[Start of DATA FOR THIS EXERCISE]

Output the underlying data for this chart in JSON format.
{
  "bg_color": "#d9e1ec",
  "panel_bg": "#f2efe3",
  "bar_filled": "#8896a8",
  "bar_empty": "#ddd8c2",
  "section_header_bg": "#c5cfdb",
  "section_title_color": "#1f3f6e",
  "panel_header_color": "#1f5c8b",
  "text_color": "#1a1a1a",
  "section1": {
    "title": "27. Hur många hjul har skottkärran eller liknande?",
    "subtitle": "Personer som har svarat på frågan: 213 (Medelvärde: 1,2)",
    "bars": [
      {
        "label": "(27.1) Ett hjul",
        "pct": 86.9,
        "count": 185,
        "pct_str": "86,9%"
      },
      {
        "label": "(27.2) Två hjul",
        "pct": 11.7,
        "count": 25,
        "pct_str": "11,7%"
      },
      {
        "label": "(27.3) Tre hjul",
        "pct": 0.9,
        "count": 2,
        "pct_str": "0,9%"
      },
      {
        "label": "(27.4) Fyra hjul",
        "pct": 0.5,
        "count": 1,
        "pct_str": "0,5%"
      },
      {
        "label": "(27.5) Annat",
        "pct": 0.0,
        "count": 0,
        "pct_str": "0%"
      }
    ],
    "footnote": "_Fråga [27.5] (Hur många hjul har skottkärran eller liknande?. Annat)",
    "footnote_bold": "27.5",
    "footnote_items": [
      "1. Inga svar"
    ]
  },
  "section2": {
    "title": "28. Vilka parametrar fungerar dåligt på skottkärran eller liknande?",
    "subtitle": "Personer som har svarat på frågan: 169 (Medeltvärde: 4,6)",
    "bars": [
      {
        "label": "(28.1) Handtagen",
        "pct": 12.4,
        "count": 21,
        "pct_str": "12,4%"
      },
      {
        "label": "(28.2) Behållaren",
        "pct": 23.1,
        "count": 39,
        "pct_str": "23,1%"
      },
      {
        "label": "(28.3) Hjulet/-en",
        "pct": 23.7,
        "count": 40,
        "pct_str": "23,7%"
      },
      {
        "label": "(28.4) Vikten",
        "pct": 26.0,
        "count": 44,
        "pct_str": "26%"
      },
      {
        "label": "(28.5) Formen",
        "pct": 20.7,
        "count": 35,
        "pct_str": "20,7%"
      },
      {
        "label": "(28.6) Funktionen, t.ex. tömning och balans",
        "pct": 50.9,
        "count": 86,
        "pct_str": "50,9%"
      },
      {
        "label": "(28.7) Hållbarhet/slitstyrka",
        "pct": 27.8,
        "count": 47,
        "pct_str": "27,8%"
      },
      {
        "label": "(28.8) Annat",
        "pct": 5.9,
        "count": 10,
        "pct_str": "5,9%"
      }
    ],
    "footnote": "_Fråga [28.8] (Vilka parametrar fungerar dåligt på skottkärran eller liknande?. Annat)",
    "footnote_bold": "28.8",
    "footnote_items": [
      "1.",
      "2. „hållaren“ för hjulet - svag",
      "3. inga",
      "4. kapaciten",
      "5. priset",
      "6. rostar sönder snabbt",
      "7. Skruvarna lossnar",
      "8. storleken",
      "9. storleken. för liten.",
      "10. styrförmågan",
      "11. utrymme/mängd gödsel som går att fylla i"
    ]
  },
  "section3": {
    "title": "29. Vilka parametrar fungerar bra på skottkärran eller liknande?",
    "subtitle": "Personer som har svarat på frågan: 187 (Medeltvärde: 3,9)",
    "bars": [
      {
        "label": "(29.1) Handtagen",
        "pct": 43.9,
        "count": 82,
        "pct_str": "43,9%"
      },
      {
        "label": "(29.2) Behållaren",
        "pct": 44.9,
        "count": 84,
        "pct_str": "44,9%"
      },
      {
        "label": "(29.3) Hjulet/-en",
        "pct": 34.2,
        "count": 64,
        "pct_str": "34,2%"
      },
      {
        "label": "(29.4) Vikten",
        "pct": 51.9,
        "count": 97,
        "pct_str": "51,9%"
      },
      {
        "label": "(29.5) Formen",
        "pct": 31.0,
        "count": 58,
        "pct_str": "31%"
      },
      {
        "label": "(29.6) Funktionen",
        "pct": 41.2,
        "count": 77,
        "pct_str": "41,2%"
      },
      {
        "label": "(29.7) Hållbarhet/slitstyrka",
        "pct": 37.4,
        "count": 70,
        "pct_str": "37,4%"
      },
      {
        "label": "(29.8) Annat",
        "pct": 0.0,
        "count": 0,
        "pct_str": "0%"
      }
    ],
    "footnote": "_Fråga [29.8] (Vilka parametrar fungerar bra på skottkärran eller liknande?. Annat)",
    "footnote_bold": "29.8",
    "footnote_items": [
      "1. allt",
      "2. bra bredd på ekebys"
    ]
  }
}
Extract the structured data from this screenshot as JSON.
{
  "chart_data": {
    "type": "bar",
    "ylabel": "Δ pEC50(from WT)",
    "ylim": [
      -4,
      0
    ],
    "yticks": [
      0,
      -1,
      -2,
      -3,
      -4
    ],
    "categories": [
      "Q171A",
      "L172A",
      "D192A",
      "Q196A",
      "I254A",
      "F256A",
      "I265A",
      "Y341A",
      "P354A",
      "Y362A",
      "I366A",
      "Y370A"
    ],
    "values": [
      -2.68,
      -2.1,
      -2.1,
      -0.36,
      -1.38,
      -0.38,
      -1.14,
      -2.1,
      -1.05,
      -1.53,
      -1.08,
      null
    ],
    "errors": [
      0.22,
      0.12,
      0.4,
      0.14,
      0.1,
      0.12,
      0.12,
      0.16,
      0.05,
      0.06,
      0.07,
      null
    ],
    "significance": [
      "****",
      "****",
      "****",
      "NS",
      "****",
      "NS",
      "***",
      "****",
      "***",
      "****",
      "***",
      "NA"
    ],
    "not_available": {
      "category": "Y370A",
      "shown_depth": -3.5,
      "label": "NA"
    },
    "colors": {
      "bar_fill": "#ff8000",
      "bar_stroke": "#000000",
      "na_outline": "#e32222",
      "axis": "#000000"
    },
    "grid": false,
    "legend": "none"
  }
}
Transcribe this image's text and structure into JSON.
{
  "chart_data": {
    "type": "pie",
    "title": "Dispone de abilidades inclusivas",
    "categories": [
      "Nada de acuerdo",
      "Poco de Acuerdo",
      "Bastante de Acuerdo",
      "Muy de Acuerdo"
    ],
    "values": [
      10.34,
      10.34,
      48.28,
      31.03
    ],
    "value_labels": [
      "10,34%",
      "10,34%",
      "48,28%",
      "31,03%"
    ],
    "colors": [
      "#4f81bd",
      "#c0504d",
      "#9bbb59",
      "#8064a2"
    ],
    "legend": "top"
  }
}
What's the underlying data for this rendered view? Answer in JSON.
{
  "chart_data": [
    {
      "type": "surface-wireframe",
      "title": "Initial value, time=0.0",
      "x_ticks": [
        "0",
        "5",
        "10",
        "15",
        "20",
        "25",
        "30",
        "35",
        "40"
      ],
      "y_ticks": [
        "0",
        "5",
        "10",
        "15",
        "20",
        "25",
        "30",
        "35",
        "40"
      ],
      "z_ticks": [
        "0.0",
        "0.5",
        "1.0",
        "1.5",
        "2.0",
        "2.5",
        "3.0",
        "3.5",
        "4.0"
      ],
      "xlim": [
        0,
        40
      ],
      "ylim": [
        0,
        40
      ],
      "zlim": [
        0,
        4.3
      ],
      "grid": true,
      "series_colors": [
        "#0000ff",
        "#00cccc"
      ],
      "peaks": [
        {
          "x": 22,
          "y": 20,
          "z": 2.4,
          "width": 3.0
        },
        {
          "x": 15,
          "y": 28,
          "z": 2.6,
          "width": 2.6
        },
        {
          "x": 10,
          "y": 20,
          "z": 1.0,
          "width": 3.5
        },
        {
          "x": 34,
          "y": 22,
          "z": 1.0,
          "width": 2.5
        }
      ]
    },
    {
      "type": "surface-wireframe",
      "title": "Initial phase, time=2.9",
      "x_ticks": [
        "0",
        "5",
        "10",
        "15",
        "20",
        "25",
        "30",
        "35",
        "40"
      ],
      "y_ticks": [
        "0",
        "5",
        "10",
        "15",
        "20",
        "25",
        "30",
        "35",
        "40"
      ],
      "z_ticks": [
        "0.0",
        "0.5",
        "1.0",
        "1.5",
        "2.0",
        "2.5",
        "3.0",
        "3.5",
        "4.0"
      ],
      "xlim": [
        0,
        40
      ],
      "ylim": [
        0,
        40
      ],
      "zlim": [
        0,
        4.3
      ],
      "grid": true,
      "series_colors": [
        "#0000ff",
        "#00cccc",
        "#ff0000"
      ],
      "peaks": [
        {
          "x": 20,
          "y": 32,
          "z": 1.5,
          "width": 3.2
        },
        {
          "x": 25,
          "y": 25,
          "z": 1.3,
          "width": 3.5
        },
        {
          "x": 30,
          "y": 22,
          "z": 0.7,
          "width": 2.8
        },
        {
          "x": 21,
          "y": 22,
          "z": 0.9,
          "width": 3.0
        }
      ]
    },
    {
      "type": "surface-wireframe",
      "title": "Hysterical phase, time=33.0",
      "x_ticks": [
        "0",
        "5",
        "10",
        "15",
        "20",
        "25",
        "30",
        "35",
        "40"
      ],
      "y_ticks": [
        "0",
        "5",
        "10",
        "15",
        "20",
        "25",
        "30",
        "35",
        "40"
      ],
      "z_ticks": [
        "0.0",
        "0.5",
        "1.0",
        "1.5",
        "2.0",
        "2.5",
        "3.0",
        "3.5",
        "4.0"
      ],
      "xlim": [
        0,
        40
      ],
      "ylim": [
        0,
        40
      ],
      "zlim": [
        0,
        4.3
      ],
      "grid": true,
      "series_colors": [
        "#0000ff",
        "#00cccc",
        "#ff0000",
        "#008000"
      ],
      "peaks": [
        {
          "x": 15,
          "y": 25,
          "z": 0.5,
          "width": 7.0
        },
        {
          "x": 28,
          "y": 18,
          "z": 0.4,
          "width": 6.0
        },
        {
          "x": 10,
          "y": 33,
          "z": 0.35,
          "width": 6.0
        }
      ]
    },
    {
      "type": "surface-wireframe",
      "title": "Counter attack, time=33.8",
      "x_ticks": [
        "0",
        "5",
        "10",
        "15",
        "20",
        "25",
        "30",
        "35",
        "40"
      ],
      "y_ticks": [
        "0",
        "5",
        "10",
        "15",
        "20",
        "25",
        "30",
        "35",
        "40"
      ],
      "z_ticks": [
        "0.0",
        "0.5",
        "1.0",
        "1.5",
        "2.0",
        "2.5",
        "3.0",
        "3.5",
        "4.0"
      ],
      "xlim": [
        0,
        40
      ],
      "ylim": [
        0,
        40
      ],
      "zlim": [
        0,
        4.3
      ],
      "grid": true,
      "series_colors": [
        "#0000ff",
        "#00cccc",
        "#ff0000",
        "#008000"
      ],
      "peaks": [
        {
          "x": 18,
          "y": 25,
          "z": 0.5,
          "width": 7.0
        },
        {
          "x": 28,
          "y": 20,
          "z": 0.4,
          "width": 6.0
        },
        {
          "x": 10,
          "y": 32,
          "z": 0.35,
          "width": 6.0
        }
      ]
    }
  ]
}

[End of DATA FOR THIS EXERCISE]

DESCRIPTION OF THE TASK:
Check every line for "subtitle" and show the ones that have it.

ANSWER FOR THE TASK:
    "subtitle": "Personer som har svarat på frågan: 213 (Medelvärde: 1,2)",
    "subtitle": "Personer som har svarat på frågan: 169 (Medeltvärde: 4,6)",
    "subtitle": "Personer som har svarat på frågan: 187 (Medeltvärde: 3,9)",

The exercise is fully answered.